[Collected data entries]
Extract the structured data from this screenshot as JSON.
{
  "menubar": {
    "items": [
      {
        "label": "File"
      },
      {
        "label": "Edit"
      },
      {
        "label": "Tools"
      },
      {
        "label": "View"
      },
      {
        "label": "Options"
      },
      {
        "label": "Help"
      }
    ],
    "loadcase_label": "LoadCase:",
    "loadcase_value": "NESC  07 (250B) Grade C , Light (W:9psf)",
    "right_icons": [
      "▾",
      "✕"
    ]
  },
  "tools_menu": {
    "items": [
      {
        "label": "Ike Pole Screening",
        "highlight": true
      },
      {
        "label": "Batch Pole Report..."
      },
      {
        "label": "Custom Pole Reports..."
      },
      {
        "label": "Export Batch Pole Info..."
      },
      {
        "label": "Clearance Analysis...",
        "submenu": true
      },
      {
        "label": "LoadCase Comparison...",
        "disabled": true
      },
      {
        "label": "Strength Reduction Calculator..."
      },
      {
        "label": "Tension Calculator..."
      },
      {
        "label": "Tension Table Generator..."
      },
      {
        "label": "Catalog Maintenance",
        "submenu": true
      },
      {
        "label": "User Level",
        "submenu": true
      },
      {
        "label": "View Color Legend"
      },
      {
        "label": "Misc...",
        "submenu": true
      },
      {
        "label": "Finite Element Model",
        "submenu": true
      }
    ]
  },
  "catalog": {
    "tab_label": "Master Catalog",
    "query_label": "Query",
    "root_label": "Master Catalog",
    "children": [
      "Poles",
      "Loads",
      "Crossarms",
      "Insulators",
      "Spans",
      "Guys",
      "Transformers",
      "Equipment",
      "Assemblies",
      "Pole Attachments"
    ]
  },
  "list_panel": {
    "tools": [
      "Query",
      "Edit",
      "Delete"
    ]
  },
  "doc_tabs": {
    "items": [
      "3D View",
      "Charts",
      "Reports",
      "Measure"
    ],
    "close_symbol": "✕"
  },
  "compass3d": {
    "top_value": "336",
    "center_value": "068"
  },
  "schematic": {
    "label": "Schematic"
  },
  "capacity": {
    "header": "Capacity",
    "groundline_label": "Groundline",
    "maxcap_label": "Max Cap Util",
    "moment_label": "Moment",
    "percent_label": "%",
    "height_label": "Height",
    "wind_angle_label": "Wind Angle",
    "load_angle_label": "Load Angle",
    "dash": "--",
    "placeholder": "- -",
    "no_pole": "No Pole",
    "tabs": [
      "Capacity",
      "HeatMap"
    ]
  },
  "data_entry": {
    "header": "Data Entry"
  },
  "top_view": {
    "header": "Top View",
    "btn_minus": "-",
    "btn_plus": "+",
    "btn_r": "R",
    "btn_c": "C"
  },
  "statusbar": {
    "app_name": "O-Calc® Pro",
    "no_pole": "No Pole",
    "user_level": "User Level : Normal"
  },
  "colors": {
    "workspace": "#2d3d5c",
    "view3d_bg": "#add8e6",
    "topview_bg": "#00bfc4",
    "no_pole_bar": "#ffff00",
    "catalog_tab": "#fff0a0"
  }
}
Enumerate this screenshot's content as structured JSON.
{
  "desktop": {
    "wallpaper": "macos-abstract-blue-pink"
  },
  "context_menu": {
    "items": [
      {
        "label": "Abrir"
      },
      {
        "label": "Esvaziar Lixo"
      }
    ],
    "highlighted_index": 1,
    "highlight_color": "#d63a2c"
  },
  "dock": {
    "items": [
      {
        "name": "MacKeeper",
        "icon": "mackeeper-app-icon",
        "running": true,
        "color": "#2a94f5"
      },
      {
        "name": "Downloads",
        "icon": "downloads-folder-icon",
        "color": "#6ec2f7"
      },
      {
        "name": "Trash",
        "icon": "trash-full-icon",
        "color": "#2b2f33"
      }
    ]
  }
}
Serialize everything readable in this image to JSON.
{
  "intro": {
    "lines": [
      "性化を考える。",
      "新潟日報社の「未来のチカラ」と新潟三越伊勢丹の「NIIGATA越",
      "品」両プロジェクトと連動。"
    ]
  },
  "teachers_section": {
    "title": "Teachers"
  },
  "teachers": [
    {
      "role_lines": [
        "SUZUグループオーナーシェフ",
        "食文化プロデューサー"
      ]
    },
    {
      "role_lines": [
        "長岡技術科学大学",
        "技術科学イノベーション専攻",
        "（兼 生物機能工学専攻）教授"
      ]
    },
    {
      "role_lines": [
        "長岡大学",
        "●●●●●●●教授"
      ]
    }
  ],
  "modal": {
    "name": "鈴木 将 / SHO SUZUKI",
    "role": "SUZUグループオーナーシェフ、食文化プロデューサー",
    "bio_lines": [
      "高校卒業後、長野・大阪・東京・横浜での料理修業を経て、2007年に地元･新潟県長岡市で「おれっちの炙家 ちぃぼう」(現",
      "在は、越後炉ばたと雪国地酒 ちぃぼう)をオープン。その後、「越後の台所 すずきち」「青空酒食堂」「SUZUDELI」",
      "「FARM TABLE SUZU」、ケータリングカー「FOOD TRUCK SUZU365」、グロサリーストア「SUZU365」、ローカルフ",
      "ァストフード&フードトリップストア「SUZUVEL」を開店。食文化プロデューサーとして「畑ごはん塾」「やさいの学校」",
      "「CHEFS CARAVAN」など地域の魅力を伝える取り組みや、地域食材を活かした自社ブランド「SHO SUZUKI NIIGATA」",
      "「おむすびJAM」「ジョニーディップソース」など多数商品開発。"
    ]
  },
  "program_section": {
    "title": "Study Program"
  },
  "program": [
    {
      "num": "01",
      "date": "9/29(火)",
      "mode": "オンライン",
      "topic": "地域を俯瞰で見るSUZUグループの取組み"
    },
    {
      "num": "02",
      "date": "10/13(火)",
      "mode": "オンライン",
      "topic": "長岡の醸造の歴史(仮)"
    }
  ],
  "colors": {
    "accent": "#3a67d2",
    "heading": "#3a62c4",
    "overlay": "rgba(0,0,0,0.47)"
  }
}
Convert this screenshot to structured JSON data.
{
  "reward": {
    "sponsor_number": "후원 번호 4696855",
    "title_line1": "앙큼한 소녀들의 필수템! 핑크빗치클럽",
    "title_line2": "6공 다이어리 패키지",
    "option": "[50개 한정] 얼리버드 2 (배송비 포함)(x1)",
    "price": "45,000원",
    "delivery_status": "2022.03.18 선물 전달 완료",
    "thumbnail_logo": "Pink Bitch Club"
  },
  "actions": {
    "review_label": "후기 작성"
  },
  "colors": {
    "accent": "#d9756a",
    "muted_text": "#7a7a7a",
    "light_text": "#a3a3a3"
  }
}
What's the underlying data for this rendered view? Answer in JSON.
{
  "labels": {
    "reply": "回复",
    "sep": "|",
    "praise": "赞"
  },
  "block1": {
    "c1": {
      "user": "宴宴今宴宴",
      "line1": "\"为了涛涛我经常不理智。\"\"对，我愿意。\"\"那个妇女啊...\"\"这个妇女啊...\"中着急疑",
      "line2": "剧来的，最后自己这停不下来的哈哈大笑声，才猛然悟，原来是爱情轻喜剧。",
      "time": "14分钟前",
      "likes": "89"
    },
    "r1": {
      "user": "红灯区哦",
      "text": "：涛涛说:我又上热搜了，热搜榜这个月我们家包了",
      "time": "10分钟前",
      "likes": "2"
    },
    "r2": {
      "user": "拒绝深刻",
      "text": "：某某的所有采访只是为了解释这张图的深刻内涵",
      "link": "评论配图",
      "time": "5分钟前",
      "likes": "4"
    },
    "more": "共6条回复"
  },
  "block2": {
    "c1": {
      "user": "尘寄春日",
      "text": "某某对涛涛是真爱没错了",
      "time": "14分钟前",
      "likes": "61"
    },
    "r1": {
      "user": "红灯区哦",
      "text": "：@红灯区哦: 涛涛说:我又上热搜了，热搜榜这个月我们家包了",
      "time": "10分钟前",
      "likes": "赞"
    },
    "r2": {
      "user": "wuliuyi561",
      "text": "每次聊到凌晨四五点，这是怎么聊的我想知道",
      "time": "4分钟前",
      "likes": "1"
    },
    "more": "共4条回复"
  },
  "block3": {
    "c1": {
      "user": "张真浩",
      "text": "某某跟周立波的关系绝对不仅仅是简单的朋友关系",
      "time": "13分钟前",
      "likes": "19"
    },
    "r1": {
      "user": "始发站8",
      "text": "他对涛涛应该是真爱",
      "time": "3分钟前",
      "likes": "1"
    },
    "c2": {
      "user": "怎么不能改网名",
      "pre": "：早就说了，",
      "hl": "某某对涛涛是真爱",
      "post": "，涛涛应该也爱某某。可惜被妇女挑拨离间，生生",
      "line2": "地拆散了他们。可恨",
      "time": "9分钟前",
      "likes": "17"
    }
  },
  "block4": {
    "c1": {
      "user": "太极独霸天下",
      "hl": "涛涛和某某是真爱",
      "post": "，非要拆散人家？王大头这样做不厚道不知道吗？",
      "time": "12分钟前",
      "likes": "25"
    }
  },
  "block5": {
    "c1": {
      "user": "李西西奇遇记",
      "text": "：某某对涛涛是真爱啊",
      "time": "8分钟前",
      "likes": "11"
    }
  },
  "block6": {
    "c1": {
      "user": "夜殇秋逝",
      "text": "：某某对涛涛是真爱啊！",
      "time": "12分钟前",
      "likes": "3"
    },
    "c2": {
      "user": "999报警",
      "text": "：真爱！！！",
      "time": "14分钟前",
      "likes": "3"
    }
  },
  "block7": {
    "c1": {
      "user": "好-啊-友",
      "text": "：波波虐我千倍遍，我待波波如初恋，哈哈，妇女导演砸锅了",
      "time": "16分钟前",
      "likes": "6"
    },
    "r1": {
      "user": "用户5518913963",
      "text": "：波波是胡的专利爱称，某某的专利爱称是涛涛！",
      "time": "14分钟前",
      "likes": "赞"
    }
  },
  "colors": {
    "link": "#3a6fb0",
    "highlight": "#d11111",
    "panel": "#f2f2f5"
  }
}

Stated exercise
Copy all lines above containing the string "this".

Problem solution
Extract the structured data from this screenshot as JSON.
Enumerate this screenshot's content as structured JSON.
Serialize everything readable in this image to JSON.
Convert this screenshot to structured JSON data.
What's the underlying data for this rendered view? Answer in JSON.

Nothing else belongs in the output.